**THE PROBLEM**
Restate the data below word for word. Skip any images it contains.

**EXCERPTED DATA**
-- -- --

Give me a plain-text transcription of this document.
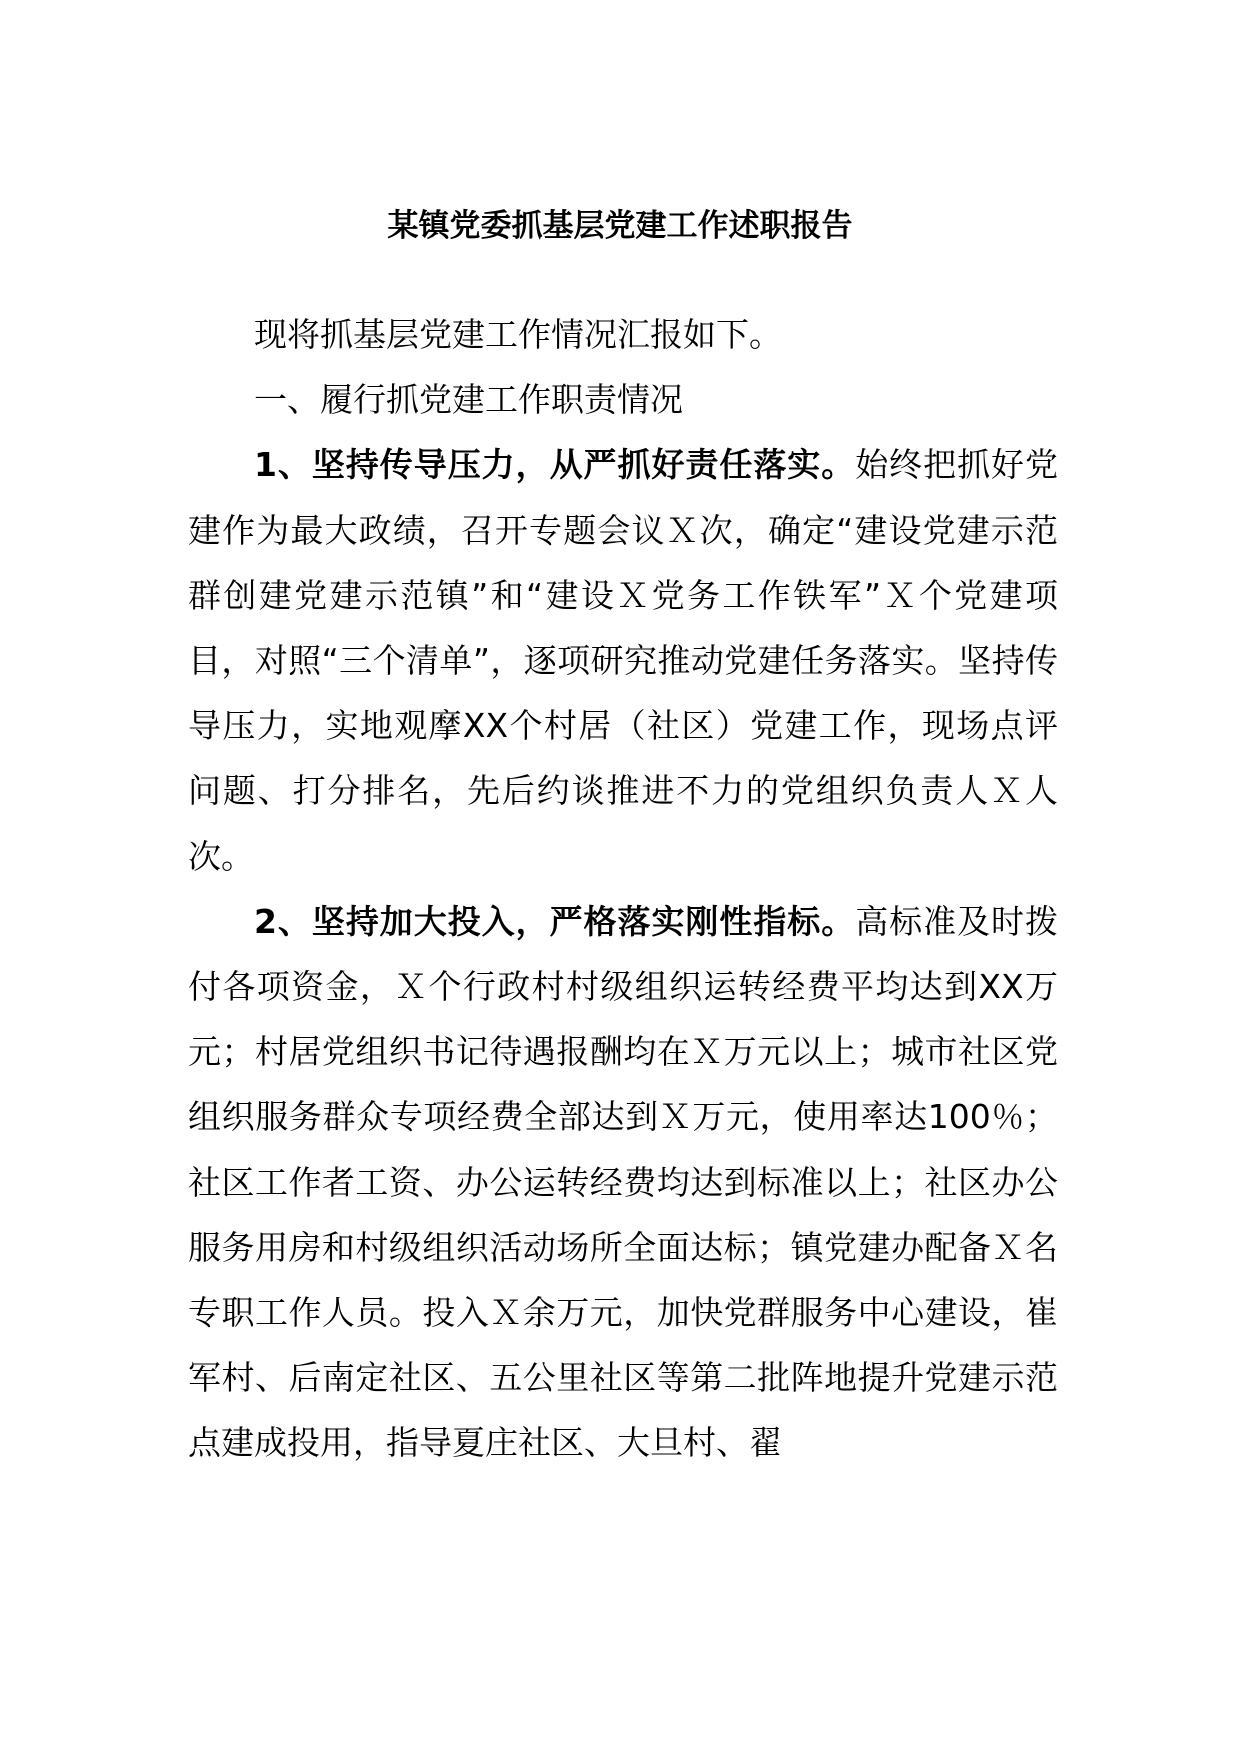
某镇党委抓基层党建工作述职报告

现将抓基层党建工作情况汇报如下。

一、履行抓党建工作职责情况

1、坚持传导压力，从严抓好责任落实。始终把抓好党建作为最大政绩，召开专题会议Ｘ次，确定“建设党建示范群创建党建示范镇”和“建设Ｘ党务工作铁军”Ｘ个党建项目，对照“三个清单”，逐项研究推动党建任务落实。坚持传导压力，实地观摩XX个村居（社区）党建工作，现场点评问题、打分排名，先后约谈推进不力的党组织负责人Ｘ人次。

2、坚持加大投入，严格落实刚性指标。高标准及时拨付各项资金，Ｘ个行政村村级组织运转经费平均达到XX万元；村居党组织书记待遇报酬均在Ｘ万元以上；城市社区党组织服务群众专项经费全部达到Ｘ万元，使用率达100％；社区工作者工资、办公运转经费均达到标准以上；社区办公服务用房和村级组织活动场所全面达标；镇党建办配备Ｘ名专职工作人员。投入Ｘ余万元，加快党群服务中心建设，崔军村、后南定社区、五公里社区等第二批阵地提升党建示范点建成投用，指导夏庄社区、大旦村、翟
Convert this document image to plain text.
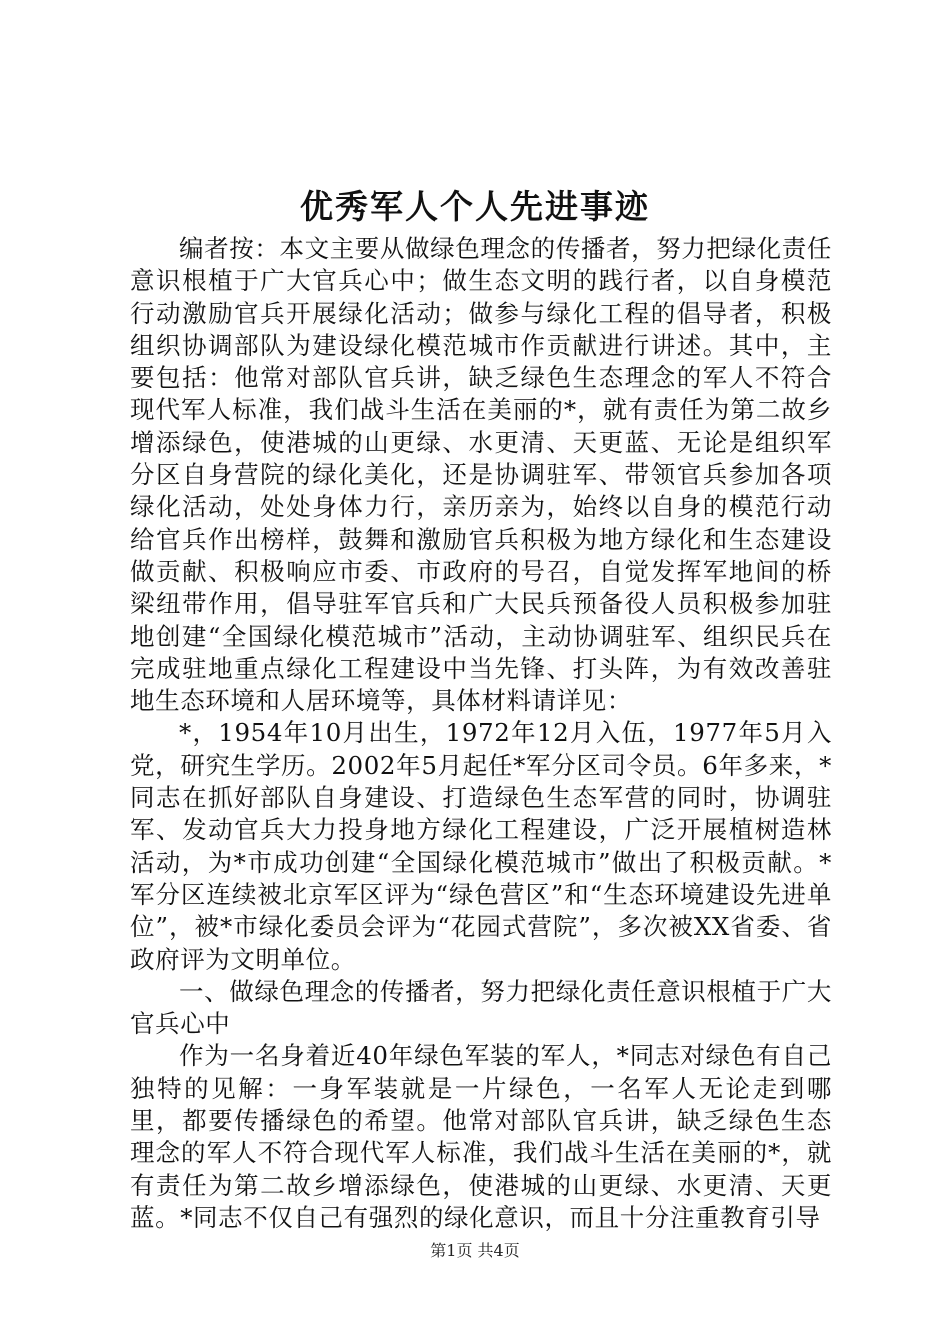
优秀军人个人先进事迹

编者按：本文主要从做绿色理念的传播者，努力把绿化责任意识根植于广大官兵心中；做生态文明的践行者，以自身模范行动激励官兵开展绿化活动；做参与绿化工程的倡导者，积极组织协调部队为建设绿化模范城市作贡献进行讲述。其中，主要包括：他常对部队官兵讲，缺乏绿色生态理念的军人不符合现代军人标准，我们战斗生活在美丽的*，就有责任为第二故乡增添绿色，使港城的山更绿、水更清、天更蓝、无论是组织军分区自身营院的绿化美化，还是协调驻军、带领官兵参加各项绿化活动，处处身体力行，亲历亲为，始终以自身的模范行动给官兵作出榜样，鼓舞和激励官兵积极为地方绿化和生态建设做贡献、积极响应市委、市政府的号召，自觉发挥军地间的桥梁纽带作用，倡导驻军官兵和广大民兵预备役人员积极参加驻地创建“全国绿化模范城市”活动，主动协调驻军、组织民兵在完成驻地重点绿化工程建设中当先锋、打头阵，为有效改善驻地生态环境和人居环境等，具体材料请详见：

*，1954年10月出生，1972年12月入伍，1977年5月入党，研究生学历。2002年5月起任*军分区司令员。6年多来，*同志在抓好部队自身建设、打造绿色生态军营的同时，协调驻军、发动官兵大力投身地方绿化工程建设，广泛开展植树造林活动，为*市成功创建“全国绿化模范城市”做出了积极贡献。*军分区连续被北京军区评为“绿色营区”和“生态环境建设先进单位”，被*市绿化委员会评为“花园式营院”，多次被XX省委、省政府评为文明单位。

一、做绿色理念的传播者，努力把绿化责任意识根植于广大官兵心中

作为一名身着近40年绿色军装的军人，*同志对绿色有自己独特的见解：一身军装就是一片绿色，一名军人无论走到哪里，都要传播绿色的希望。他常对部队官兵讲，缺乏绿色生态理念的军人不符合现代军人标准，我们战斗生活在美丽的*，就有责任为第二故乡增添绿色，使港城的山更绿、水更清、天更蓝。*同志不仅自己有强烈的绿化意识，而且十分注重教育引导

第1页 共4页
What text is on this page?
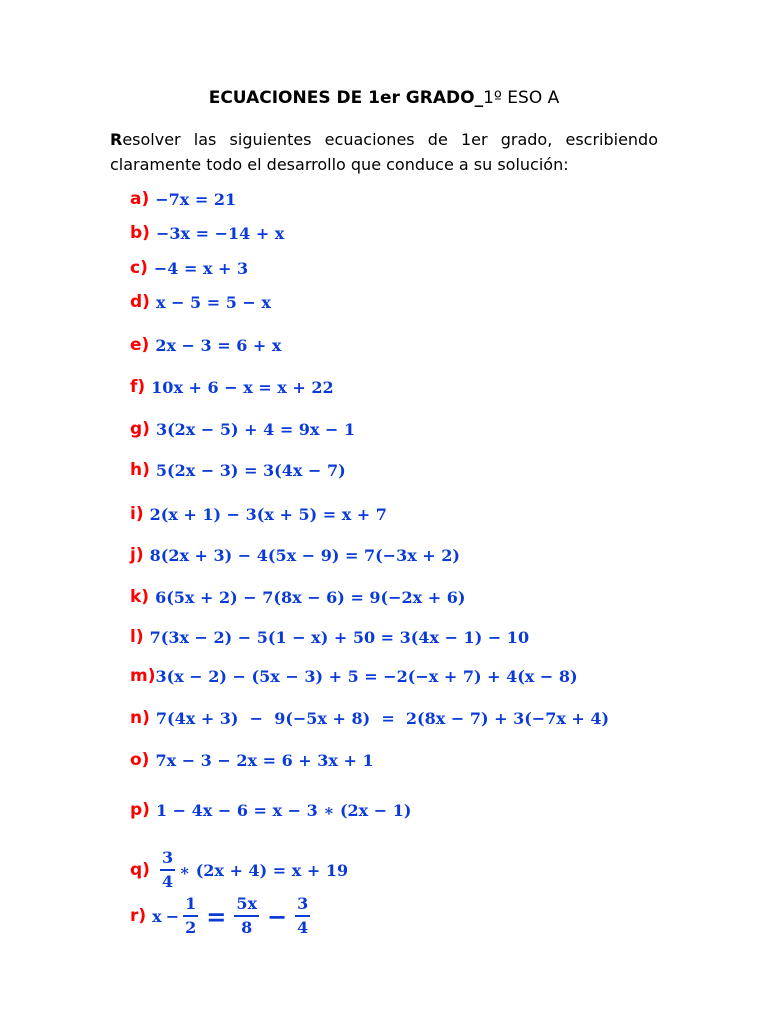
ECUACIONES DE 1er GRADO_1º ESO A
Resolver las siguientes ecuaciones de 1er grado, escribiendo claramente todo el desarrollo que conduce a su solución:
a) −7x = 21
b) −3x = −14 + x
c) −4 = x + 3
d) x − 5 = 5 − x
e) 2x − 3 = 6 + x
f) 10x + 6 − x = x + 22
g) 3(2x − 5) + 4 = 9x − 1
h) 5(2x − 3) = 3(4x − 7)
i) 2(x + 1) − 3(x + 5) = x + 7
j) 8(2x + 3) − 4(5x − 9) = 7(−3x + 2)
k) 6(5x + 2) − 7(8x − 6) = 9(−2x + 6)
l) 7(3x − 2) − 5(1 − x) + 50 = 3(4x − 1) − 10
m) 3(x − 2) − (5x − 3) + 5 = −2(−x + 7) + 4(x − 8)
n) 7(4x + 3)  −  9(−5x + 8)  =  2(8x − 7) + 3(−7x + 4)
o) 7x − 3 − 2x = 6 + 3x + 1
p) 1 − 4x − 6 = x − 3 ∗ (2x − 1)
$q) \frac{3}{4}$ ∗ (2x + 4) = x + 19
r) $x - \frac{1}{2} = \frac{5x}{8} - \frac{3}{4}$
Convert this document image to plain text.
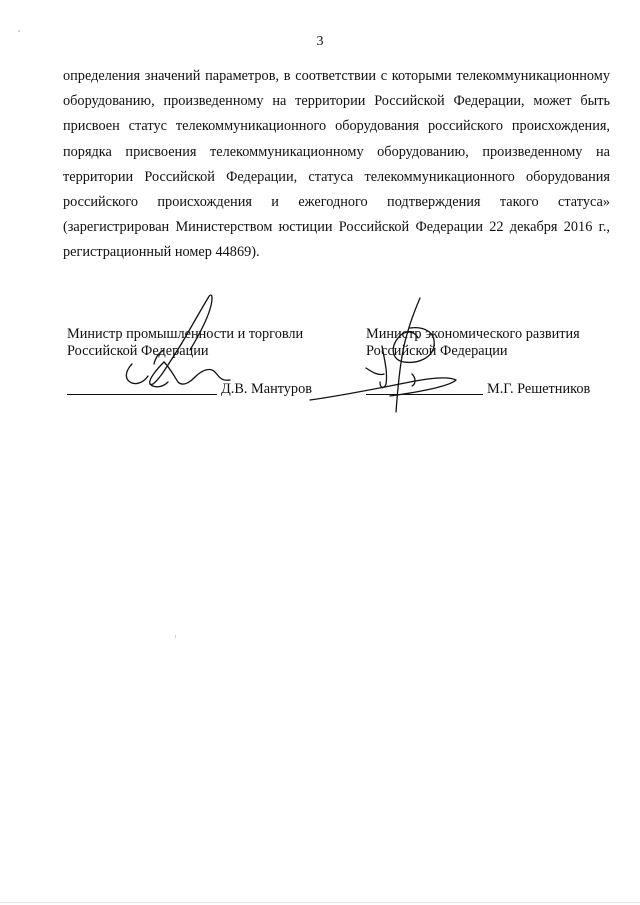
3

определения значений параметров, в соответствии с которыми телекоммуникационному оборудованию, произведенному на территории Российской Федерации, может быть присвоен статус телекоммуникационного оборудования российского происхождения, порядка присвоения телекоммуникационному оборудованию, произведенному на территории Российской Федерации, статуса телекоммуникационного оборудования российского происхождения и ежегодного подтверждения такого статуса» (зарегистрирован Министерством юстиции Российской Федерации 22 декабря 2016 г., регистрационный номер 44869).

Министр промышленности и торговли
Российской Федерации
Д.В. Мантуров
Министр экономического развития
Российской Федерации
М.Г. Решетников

-- -- --

**WORKED SOLUTION**
Give me a plain-text transcription of this document.
某镇党委抓基层党建工作述职报告

现将抓基层党建工作情况汇报如下。

一、履行抓党建工作职责情况

1、坚持传导压力，从严抓好责任落实。始终把抓好党建作为最大政绩，召开专题会议Ｘ次，确定“建设党建示范群创建党建示范镇”和“建设Ｘ党务工作铁军”Ｘ个党建项目，对照“三个清单”，逐项研究推动党建任务落实。坚持传导压力，实地观摩XX个村居（社区）党建工作，现场点评问题、打分排名，先后约谈推进不力的党组织负责人Ｘ人次。

2、坚持加大投入，严格落实刚性指标。高标准及时拨付各项资金，Ｘ个行政村村级组织运转经费平均达到XX万元；村居党组织书记待遇报酬均在Ｘ万元以上；城市社区党组织服务群众专项经费全部达到Ｘ万元，使用率达100％；社区工作者工资、办公运转经费均达到标准以上；社区办公服务用房和村级组织活动场所全面达标；镇党建办配备Ｘ名专职工作人员。投入Ｘ余万元，加快党群服务中心建设，崔军村、后南定社区、五公里社区等第二批阵地提升党建示范点建成投用，指导夏庄社区、大旦村、翟
Convert this document image to plain text.
优秀军人个人先进事迹

编者按：本文主要从做绿色理念的传播者，努力把绿化责任意识根植于广大官兵心中；做生态文明的践行者，以自身模范行动激励官兵开展绿化活动；做参与绿化工程的倡导者，积极组织协调部队为建设绿化模范城市作贡献进行讲述。其中，主要包括：他常对部队官兵讲，缺乏绿色生态理念的军人不符合现代军人标准，我们战斗生活在美丽的*，就有责任为第二故乡增添绿色，使港城的山更绿、水更清、天更蓝、无论是组织军分区自身营院的绿化美化，还是协调驻军、带领官兵参加各项绿化活动，处处身体力行，亲历亲为，始终以自身的模范行动给官兵作出榜样，鼓舞和激励官兵积极为地方绿化和生态建设做贡献、积极响应市委、市政府的号召，自觉发挥军地间的桥梁纽带作用，倡导驻军官兵和广大民兵预备役人员积极参加驻地创建“全国绿化模范城市”活动，主动协调驻军、组织民兵在完成驻地重点绿化工程建设中当先锋、打头阵，为有效改善驻地生态环境和人居环境等，具体材料请详见：

*，1954年10月出生，1972年12月入伍，1977年5月入党，研究生学历。2002年5月起任*军分区司令员。6年多来，*同志在抓好部队自身建设、打造绿色生态军营的同时，协调驻军、发动官兵大力投身地方绿化工程建设，广泛开展植树造林活动，为*市成功创建“全国绿化模范城市”做出了积极贡献。*军分区连续被北京军区评为“绿色营区”和“生态环境建设先进单位”，被*市绿化委员会评为“花园式营院”，多次被XX省委、省政府评为文明单位。

一、做绿色理念的传播者，努力把绿化责任意识根植于广大官兵心中

作为一名身着近40年绿色军装的军人，*同志对绿色有自己独特的见解：一身军装就是一片绿色，一名军人无论走到哪里，都要传播绿色的希望。他常对部队官兵讲，缺乏绿色生态理念的军人不符合现代军人标准，我们战斗生活在美丽的*，就有责任为第二故乡增添绿色，使港城的山更绿、水更清、天更蓝。*同志不仅自己有强烈的绿化意识，而且十分注重教育引导

第1页 共4页
What text is on this page?
ECUACIONES DE 1er GRADO_1º ESO A
Resolver las siguientes ecuaciones de 1er grado, escribiendo claramente todo el desarrollo que conduce a su solución:
a) −7x = 21
b) −3x = −14 + x
c) −4 = x + 3
d) x − 5 = 5 − x
e) 2x − 3 = 6 + x
f) 10x + 6 − x = x + 22
g) 3(2x − 5) + 4 = 9x − 1
h) 5(2x − 3) = 3(4x − 7)
i) 2(x + 1) − 3(x + 5) = x + 7
j) 8(2x + 3) − 4(5x − 9) = 7(−3x + 2)
k) 6(5x + 2) − 7(8x − 6) = 9(−2x + 6)
l) 7(3x − 2) − 5(1 − x) + 50 = 3(4x − 1) − 10
m) 3(x − 2) − (5x − 3) + 5 = −2(−x + 7) + 4(x − 8)
n) 7(4x + 3)  −  9(−5x + 8)  =  2(8x − 7) + 3(−7x + 4)
o) 7x − 3 − 2x = 6 + 3x + 1
p) 1 − 4x − 6 = x − 3 ∗ (2x − 1)
$q) \frac{3}{4}$ ∗ (2x + 4) = x + 19
r) $x - \frac{1}{2} = \frac{5x}{8} - \frac{3}{4}$
Convert this document image to plain text.
3

определения значений параметров, в соответствии с которыми телекоммуникационному оборудованию, произведенному на территории Российской Федерации, может быть присвоен статус телекоммуникационного оборудования российского происхождения, порядка присвоения телекоммуникационному оборудованию, произведенному на территории Российской Федерации, статуса телекоммуникационного оборудования российского происхождения и ежегодного подтверждения такого статуса» (зарегистрирован Министерством юстиции Российской Федерации 22 декабря 2016 г., регистрационный номер 44869).

Министр промышленности и торговли
Российской Федерации
Д.В. Мантуров
Министр экономического развития
Российской Федерации
М.Г. Решетников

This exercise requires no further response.